╭──
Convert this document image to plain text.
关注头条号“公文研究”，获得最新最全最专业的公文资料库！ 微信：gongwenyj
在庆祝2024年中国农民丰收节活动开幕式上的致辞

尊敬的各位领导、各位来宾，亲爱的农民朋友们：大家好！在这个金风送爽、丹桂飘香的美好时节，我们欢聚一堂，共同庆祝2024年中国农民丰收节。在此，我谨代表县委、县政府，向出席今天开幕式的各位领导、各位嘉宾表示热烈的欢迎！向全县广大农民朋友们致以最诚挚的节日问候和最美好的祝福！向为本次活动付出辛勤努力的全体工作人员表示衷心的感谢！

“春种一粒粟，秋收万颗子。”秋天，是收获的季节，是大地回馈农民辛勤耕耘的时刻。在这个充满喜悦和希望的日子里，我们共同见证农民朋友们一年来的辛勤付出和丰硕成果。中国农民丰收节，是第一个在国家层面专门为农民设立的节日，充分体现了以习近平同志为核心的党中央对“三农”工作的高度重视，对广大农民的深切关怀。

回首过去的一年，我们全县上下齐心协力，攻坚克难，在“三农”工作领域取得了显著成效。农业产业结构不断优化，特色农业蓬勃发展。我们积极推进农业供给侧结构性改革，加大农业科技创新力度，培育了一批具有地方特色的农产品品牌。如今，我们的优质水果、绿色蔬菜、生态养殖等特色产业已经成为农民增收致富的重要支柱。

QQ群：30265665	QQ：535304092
╰──
» **Request**
Go through the records above and set each one down exactly, please.

» **The completed task**
Convert this document image to plain text.
关注头条号“公文研究”，获得最新最全最专业的公文资料库！ 微信：gongwenyj
在庆祝2024年中国农民丰收节活动开幕式上的致辞

尊敬的各位领导、各位来宾，亲爱的农民朋友们：大家好！在这个金风送爽、丹桂飘香的美好时节，我们欢聚一堂，共同庆祝2024年中国农民丰收节。在此，我谨代表县委、县政府，向出席今天开幕式的各位领导、各位嘉宾表示热烈的欢迎！向全县广大农民朋友们致以最诚挚的节日问候和最美好的祝福！向为本次活动付出辛勤努力的全体工作人员表示衷心的感谢！

“春种一粒粟，秋收万颗子。”秋天，是收获的季节，是大地回馈农民辛勤耕耘的时刻。在这个充满喜悦和希望的日子里，我们共同见证农民朋友们一年来的辛勤付出和丰硕成果。中国农民丰收节，是第一个在国家层面专门为农民设立的节日，充分体现了以习近平同志为核心的党中央对“三农”工作的高度重视，对广大农民的深切关怀。

回首过去的一年，我们全县上下齐心协力，攻坚克难，在“三农”工作领域取得了显著成效。农业产业结构不断优化，特色农业蓬勃发展。我们积极推进农业供给侧结构性改革，加大农业科技创新力度，培育了一批具有地方特色的农产品品牌。如今，我们的优质水果、绿色蔬菜、生态养殖等特色产业已经成为农民增收致富的重要支柱。

QQ群：30265665	QQ：535304092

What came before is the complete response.